Output the full listing below exactly as it reads, and skip anything that is a picture.

* begin *

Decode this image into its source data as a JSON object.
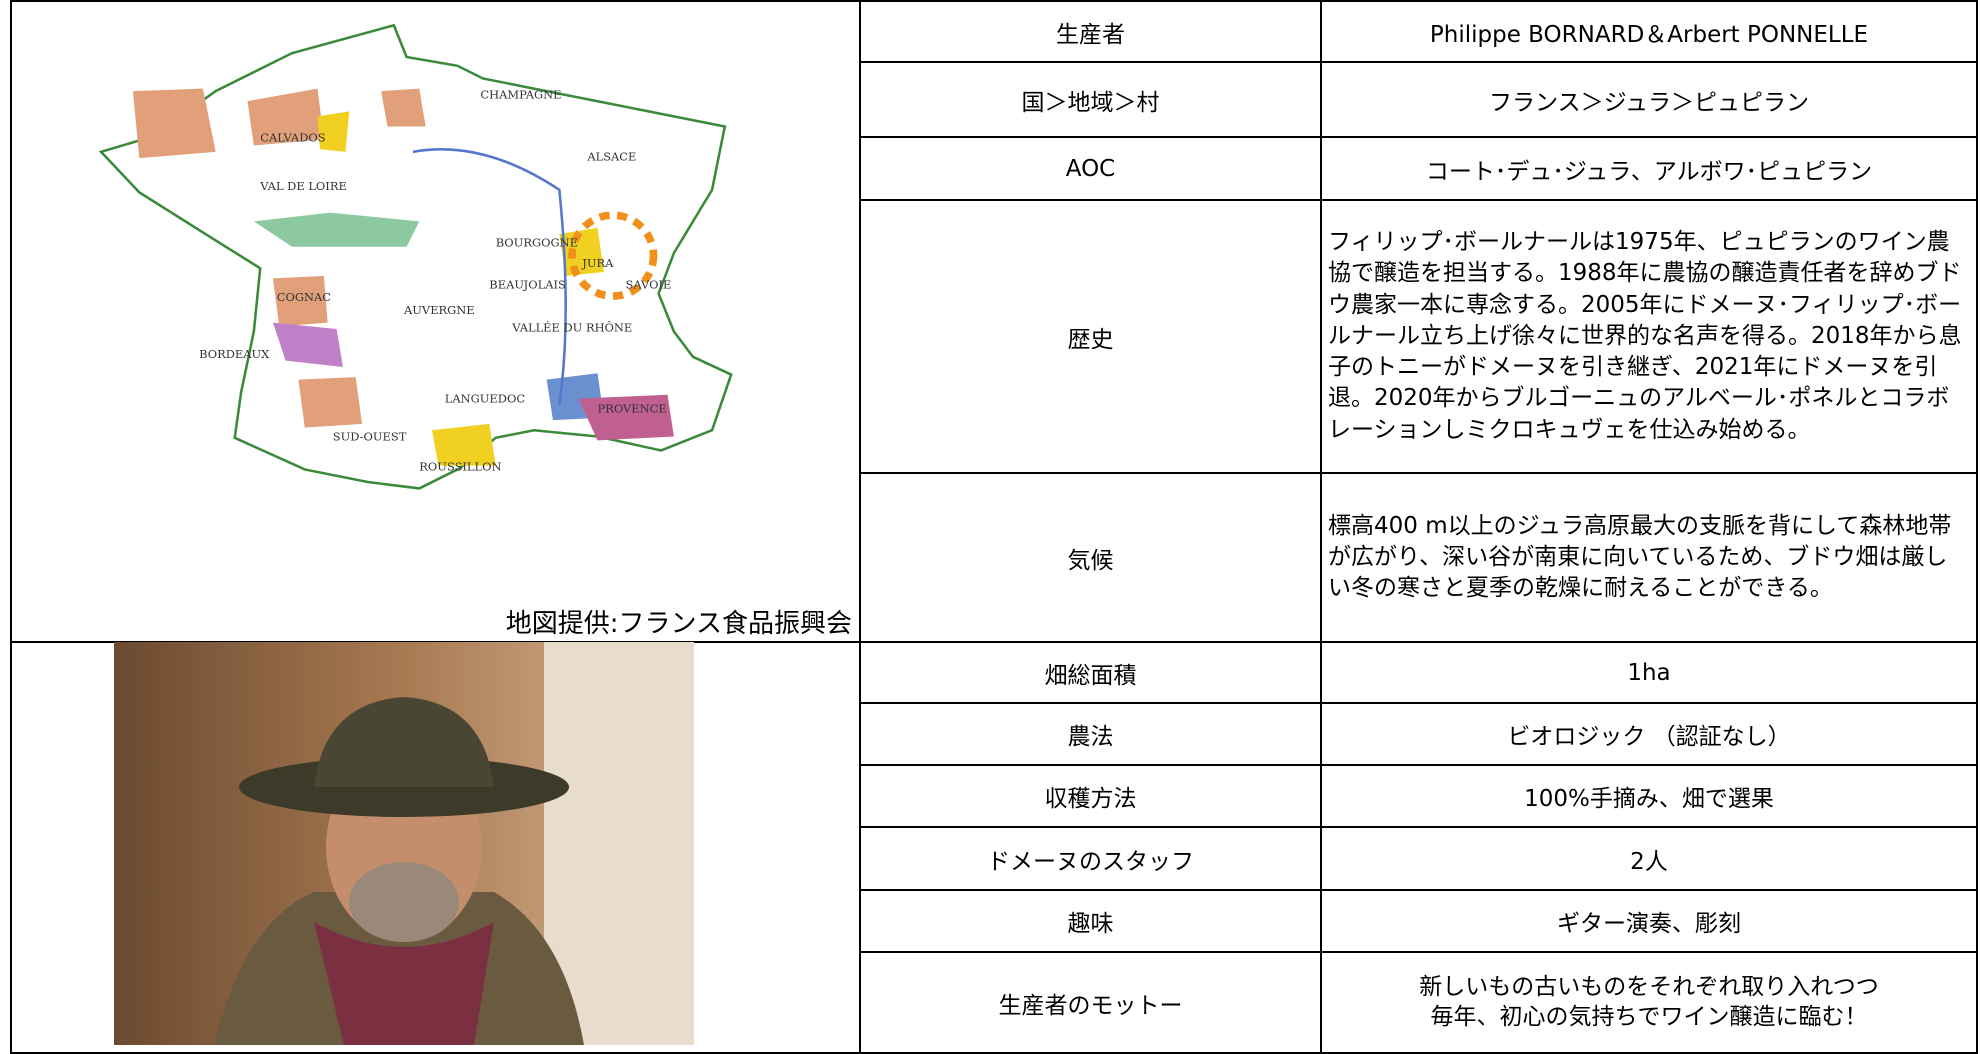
{
  "map": {
    "caption": "地図提供:フランス食品振興会",
    "labels": [
      "CALVADOS",
      "CHAMPAGNE",
      "ALSACE",
      "VAL DE LOIRE",
      "BOURGOGNE",
      "JURA",
      "SAVOIE",
      "BEAUJOLAIS",
      "COGNAC",
      "AUVERGNE",
      "VALLÉE DU RHÔNE",
      "BORDEAUX",
      "LANGUEDOC",
      "PROVENCE",
      "SUD-OUEST",
      "ROUSSILLON"
    ]
  },
  "table": {
    "rows": [
      [
        "生産者",
        "Philippe BORNARD＆Arbert PONNELLE"
      ],
      [
        "国＞地域＞村",
        "フランス＞ジュラ＞ピュピラン"
      ],
      [
        "AOC",
        "コート･デュ･ジュラ、アルボワ･ピュピラン"
      ],
      [
        "歴史",
        "フィリップ･ボールナールは1975年、ピュピランのワイン農協で醸造を担当する。1988年に農協の醸造責任者を辞めブドウ農家一本に専念する。2005年にドメーヌ･フィリップ･ボールナール立ち上げ徐々に世界的な名声を得る。2018年から息子のトニーがドメーヌを引き継ぎ、2021年にドメーヌを引退。2020年からブルゴーニュのアルベール･ポネルとコラボレーションしミクロキュヴェを仕込み始める。"
      ],
      [
        "気候",
        "標高400 m以上のジュラ高原最大の支脈を背にして森林地帯が広がり、深い谷が南東に向いているため、ブドウ畑は厳しい冬の寒さと夏季の乾燥に耐えることができる。"
      ],
      [
        "畑総面積",
        "1ha"
      ],
      [
        "農法",
        "ビオロジック （認証なし）"
      ],
      [
        "収穫方法",
        "100%手摘み、畑で選果"
      ],
      [
        "ドメーヌのスタッフ",
        "2人"
      ],
      [
        "趣味",
        "ギター演奏、彫刻"
      ],
      [
        "生産者のモットー",
        "新しいもの古いものをそれぞれ取り入れつつ\n毎年、初心の気持ちでワイン醸造に臨む！"
      ]
    ]
  }
}
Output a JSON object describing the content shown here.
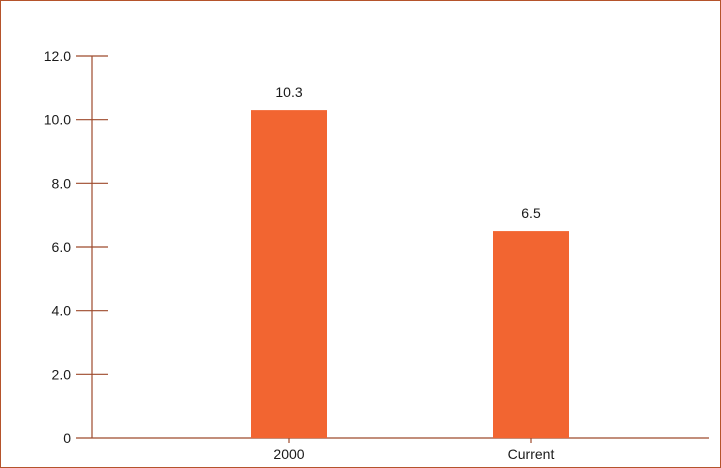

* end *

● ANSWER FOR THIS EXERCISE
Decode this image into its source data as a JSON object.
{
  "map": {
    "caption": "地図提供:フランス食品振興会",
    "labels": [
      "CALVADOS",
      "CHAMPAGNE",
      "ALSACE",
      "VAL DE LOIRE",
      "BOURGOGNE",
      "JURA",
      "SAVOIE",
      "BEAUJOLAIS",
      "COGNAC",
      "AUVERGNE",
      "VALLÉE DU RHÔNE",
      "BORDEAUX",
      "LANGUEDOC",
      "PROVENCE",
      "SUD-OUEST",
      "ROUSSILLON"
    ]
  },
  "table": {
    "rows": [
      [
        "生産者",
        "Philippe BORNARD＆Arbert PONNELLE"
      ],
      [
        "国＞地域＞村",
        "フランス＞ジュラ＞ピュピラン"
      ],
      [
        "AOC",
        "コート･デュ･ジュラ、アルボワ･ピュピラン"
      ],
      [
        "歴史",
        "フィリップ･ボールナールは1975年、ピュピランのワイン農協で醸造を担当する。1988年に農協の醸造責任者を辞めブドウ農家一本に専念する。2005年にドメーヌ･フィリップ･ボールナール立ち上げ徐々に世界的な名声を得る。2018年から息子のトニーがドメーヌを引き継ぎ、2021年にドメーヌを引退。2020年からブルゴーニュのアルベール･ポネルとコラボレーションしミクロキュヴェを仕込み始める。"
      ],
      [
        "気候",
        "標高400 m以上のジュラ高原最大の支脈を背にして森林地帯が広がり、深い谷が南東に向いているため、ブドウ畑は厳しい冬の寒さと夏季の乾燥に耐えることができる。"
      ],
      [
        "畑総面積",
        "1ha"
      ],
      [
        "農法",
        "ビオロジック （認証なし）"
      ],
      [
        "収穫方法",
        "100%手摘み、畑で選果"
      ],
      [
        "ドメーヌのスタッフ",
        "2人"
      ],
      [
        "趣味",
        "ギター演奏、彫刻"
      ],
      [
        "生産者のモットー",
        "新しいもの古いものをそれぞれ取り入れつつ\n毎年、初心の気持ちでワイン醸造に臨む！"
      ]
    ]
  }
}
Output a JSON object describing the content shown here.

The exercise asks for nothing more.